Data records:
◆ ◆ ◆ ◆ ◆

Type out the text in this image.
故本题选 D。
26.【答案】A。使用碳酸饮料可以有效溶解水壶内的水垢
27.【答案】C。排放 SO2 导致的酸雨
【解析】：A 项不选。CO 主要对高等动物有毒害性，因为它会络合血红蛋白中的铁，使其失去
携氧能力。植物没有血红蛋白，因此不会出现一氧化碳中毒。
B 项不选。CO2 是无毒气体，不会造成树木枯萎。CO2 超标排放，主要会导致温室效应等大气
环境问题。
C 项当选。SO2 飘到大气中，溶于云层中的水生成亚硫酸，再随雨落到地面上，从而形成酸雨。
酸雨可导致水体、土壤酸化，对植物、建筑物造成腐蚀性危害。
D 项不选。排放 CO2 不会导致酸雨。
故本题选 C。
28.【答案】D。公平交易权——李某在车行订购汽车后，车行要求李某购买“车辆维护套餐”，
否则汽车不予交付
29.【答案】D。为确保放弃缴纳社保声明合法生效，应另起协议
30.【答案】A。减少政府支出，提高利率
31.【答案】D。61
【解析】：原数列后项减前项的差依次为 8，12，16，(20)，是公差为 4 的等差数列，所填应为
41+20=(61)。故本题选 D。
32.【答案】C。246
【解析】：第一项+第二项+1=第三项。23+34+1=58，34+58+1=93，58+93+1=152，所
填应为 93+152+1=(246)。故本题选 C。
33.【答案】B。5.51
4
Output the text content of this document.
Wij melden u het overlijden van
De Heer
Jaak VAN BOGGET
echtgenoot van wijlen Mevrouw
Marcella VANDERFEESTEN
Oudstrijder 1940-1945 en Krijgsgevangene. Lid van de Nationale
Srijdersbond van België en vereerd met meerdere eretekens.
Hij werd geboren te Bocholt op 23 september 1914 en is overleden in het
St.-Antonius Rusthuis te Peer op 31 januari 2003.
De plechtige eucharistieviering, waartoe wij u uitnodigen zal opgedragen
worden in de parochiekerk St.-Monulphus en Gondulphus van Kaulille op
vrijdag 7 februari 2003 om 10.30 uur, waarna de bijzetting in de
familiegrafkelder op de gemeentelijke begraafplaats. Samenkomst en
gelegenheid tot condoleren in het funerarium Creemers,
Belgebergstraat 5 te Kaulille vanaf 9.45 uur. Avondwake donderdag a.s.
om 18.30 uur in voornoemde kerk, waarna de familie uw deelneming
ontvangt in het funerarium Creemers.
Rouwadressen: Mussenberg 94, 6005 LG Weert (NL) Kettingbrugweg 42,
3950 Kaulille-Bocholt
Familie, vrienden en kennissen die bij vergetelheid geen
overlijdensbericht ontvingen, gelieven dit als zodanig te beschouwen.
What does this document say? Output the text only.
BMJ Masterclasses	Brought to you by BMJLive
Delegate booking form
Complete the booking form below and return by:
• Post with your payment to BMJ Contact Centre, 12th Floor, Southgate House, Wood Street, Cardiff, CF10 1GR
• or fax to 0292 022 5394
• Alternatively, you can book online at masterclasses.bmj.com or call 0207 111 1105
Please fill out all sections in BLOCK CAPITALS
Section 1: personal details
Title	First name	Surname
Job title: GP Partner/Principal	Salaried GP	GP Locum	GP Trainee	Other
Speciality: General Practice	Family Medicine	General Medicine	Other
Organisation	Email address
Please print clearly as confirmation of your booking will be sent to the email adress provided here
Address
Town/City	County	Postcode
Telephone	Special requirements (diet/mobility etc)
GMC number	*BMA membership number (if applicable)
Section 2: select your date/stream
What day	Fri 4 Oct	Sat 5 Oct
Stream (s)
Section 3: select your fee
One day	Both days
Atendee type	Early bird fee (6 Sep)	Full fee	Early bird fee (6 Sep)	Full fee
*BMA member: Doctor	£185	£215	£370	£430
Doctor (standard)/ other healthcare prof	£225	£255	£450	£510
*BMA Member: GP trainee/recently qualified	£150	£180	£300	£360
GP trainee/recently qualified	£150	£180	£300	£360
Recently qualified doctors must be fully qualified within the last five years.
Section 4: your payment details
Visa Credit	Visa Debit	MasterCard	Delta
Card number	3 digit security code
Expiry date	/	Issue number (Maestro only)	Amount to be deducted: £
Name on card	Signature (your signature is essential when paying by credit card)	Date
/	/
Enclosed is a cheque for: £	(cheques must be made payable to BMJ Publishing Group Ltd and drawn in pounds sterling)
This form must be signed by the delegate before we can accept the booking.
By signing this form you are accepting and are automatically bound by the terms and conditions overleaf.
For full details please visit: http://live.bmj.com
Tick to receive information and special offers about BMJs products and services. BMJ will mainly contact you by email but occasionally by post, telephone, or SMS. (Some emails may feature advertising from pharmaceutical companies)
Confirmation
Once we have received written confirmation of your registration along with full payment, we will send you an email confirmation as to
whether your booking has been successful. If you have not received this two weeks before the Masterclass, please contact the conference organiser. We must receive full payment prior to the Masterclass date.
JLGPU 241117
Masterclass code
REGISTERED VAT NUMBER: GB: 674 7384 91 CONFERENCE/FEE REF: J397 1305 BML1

◆ ◆ ◆ ◆ ◆

◆ **Request**:
Your answer should be a single number: the count of lines in the entries that contain the word "qualified".

◆ **Written answer**:
3